*Task to complete:* Copy each line below that contains "months".

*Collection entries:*
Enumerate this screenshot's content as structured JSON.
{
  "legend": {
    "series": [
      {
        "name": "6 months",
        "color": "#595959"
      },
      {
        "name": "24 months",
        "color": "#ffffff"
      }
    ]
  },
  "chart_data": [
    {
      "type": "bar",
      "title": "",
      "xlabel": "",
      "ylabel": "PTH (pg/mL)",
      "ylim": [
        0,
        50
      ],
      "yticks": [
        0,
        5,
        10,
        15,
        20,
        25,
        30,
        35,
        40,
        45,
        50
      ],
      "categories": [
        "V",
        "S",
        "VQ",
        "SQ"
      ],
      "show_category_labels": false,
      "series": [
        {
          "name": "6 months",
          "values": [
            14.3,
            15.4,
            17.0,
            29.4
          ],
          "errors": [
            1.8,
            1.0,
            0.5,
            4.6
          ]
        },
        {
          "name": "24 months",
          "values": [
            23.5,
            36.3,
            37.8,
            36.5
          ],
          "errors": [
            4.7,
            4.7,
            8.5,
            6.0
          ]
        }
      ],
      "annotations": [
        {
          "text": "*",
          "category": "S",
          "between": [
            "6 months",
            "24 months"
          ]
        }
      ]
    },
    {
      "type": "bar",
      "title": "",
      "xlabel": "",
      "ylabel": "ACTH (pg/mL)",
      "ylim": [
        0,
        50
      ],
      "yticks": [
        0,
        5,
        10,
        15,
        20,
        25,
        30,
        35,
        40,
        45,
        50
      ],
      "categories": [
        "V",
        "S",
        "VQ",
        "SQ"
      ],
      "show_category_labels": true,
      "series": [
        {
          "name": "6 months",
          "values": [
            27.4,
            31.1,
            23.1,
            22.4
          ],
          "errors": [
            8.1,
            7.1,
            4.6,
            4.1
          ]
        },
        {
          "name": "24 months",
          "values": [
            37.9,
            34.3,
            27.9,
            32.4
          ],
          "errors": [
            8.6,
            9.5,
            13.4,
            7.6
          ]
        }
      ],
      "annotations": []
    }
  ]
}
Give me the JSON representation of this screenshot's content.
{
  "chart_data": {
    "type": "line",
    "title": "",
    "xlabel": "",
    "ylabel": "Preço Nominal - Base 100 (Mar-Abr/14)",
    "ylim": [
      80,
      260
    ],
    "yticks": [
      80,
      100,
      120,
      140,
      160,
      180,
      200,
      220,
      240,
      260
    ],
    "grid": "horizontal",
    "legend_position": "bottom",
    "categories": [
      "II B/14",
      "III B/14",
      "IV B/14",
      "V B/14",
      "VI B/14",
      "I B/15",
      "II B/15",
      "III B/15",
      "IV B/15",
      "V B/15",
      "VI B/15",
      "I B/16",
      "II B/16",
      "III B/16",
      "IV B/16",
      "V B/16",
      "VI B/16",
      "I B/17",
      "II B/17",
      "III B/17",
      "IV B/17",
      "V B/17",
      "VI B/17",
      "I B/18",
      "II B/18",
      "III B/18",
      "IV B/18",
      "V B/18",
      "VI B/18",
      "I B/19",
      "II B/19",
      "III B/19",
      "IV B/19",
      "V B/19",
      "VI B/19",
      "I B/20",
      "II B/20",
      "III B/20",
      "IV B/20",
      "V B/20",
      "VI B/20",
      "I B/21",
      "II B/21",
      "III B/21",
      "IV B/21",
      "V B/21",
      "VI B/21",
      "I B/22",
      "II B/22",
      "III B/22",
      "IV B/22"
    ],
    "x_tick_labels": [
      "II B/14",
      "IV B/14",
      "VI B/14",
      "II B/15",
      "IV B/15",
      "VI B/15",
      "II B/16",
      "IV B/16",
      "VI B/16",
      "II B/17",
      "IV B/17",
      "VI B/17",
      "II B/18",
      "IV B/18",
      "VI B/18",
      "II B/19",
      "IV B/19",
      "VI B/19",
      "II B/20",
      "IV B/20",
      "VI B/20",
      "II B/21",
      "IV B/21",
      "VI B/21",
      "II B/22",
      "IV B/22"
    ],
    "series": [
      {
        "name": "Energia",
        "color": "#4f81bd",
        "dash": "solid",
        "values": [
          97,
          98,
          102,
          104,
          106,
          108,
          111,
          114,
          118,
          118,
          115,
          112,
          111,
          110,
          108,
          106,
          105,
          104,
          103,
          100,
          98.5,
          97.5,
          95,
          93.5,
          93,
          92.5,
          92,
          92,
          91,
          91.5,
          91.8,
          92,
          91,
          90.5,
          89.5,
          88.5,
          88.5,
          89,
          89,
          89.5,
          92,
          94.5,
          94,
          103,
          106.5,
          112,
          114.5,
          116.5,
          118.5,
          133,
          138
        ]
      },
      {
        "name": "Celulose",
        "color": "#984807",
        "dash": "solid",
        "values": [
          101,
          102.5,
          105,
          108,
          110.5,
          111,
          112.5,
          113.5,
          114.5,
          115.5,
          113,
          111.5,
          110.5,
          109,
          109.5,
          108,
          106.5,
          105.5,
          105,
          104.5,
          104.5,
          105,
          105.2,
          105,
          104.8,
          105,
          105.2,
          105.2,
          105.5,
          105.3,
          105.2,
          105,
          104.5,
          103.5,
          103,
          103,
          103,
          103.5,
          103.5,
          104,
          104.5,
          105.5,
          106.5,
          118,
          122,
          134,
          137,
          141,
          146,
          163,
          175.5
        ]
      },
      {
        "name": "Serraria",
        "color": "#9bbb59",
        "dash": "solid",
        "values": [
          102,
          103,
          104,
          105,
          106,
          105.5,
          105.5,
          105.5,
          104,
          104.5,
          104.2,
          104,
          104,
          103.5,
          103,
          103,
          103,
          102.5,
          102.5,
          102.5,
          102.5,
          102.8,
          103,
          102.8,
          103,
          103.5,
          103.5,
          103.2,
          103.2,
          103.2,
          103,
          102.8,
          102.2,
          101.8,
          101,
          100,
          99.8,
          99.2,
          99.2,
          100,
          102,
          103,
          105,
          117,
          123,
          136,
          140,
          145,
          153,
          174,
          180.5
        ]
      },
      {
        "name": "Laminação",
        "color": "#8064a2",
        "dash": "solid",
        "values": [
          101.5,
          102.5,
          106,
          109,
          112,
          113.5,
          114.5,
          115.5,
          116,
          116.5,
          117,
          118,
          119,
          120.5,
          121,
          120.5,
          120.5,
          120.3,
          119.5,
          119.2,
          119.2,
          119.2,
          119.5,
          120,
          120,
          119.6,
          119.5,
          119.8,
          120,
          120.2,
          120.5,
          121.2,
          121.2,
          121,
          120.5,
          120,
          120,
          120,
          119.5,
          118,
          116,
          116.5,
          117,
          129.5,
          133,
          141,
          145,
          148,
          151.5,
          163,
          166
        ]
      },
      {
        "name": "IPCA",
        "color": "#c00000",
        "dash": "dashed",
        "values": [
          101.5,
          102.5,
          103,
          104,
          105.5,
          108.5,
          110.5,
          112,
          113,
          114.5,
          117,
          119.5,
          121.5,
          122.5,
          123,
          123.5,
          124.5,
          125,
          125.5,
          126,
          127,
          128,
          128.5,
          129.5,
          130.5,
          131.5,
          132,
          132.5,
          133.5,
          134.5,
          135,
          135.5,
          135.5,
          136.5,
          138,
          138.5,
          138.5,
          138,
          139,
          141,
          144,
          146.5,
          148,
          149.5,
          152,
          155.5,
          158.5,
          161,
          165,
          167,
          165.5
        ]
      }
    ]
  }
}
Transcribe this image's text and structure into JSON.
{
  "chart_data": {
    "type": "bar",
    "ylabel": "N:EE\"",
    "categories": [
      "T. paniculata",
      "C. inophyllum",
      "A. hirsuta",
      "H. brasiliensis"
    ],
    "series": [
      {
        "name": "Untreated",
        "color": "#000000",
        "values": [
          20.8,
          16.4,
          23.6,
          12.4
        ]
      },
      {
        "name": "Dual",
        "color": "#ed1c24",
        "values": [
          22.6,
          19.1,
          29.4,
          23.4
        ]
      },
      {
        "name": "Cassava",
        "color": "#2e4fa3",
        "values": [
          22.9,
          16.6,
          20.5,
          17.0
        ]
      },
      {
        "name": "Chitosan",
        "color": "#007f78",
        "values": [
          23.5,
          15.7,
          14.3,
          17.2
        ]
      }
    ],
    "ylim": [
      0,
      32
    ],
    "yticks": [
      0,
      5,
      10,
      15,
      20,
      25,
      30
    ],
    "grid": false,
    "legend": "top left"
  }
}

*Result of the exercise:*
        "name": "6 months",
        "name": "24 months",
          "name": "6 months",
          "name": "24 months",
            "6 months",
            "24 months"
          "name": "6 months",
          "name": "24 months",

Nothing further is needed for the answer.